(Recorded data)

------------------------------------------------------------------------

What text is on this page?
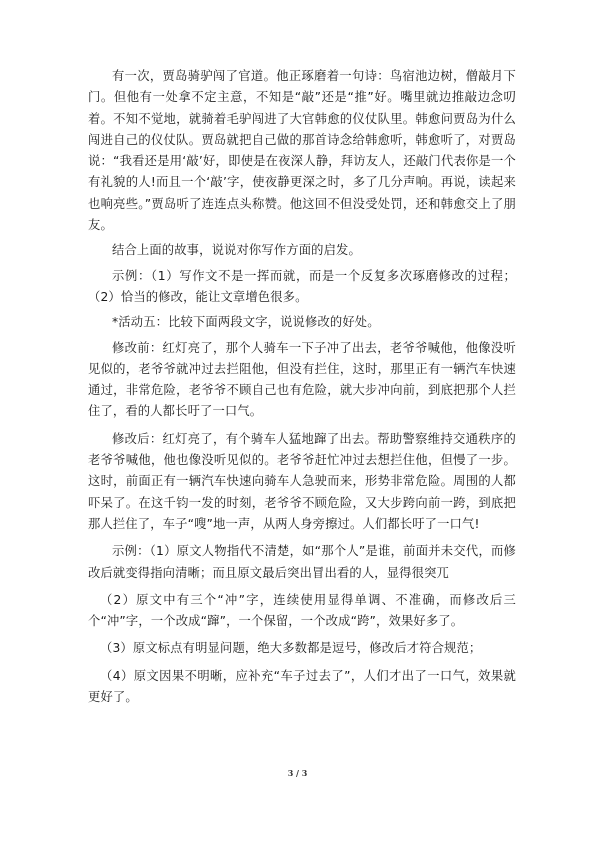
有一次，贾岛骑驴闯了官道。他正琢磨着一句诗：鸟宿池边树，僧敲月下门。但他有一处拿不定主意，不知是“敲”还是“推”好。嘴里就边推敲边念叨着。不知不觉地，就骑着毛驴闯进了大官韩愈的仪仗队里。韩愈问贾岛为什么闯进自己的仪仗队。贾岛就把自己做的那首诗念给韩愈听，韩愈听了，对贾岛说：“我看还是用‘敲’好，即使是在夜深人静，拜访友人，还敲门代表你是一个有礼貌的人!而且一个‘敲’字，使夜静更深之时，多了几分声响。再说，读起来也响亮些。”贾岛听了连连点头称赞。他这回不但没受处罚，还和韩愈交上了朋友。

结合上面的故事，说说对你写作方面的启发。

示例：（1）写作文不是一挥而就，而是一个反复多次琢磨修改的过程；（2）恰当的修改，能让文章增色很多。

*活动五：比较下面两段文字，说说修改的好处。

修改前：红灯亮了，那个人骑车一下子冲了出去，老爷爷喊他，他像没听见似的，老爷爷就冲过去拦阻他，但没有拦住，这时，那里正有一辆汽车快速通过，非常危险，老爷爷不顾自己也有危险，就大步冲向前，到底把那个人拦住了，看的人都长吁了一口气。

修改后：红灯亮了，有个骑车人猛地蹿了出去。帮助警察维持交通秩序的老爷爷喊他，他也像没听见似的。老爷爷赶忙冲过去想拦住他，但慢了一步。这时，前面正有一辆汽车快速向骑车人急驶而来，形势非常危险。周围的人都吓呆了。在这千钧一发的时刻，老爷爷不顾危险，又大步跨向前一跨，到底把那人拦住了，车子“嗖”地一声，从两人身旁擦过。人们都长吁了一口气!

示例：（1）原文人物指代不清楚，如“那个人”是谁，前面并未交代，而修改后就变得指向清晰；而且原文最后突出冒出看的人，显得很突兀

（2）原文中有三个“冲”字，连续使用显得单调、不准确，而修改后三个“冲”字，一个改成“蹿”，一个保留，一个改成“跨”，效果好多了。

（3）原文标点有明显问题，绝大多数都是逗号，修改后才符合规范；

（4）原文因果不明晰，应补充“车子过去了”，人们才出了一口气，效果就更好了。

3 / 3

------------------------------------------------------------------------

Task prompt:
From the entries, copy out each line containing the word "红灯亮了".

Answer to the task:
修改前：红灯亮了，那个人骑车一下子冲了出去，老爷爷喊他，他像没听见似的，老爷爷就冲过去拦阻他，但没有拦住，这时，那里正有一辆汽车快速通过，非常危险，老爷爷不顾自己也有危险，就大步冲向前，到底把那个人拦住了，看的人都长吁了一口气。
修改后：红灯亮了，有个骑车人猛地蹿了出去。帮助警察维持交通秩序的老爷爷喊他，他也像没听见似的。老爷爷赶忙冲过去想拦住他，但慢了一步。这时，前面正有一辆汽车快速向骑车人急驶而来，形势非常危险。周围的人都吓呆了。在这千钧一发的时刻，老爷爷不顾危险，又大步跨向前一跨，到底把那人拦住了，车子“嗖”地一声，从两人身旁擦过。人们都长吁了一口气!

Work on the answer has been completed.